Begin Data for processing

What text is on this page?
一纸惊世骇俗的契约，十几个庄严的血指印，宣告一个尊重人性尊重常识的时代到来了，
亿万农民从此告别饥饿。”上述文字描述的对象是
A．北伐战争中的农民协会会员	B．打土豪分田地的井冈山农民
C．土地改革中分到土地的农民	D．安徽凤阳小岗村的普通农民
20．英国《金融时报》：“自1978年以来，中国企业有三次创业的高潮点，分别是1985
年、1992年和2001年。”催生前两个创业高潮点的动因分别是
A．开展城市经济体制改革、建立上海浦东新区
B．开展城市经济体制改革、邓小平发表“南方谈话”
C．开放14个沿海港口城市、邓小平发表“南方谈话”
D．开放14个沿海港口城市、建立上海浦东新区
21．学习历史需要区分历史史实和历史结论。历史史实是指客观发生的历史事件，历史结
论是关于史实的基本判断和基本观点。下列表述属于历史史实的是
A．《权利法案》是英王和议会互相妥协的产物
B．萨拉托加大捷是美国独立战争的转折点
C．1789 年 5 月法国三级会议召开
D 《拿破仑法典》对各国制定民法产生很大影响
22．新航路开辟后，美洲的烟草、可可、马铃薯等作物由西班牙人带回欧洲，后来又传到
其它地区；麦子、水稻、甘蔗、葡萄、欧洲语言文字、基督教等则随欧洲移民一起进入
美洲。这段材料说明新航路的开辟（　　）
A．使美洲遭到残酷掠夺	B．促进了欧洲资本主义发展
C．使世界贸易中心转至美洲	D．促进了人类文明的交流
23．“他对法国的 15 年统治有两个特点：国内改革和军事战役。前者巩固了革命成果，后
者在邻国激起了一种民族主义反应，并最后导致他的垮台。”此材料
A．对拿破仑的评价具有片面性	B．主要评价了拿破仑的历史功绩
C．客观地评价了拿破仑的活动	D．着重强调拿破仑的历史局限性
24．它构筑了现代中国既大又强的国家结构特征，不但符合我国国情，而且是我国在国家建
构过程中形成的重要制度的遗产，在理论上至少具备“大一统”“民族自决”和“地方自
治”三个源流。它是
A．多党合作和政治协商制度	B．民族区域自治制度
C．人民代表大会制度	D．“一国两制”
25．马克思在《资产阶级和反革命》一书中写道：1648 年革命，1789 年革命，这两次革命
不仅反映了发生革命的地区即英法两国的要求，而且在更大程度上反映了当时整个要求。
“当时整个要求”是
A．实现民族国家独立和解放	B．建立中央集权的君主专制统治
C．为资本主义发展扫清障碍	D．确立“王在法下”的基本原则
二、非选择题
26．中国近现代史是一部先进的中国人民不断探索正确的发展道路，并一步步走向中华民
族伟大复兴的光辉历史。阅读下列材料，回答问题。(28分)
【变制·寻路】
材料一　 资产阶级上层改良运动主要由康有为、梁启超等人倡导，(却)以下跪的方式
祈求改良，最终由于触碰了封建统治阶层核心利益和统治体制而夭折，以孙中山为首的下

End Data for processing

Short exercise: From the entries above, return each line with the word "建立上海浦东新区" in it.

Result of this exercise:
A．开展城市经济体制改革、建立上海浦东新区
D．开放14个沿海港口城市、建立上海浦东新区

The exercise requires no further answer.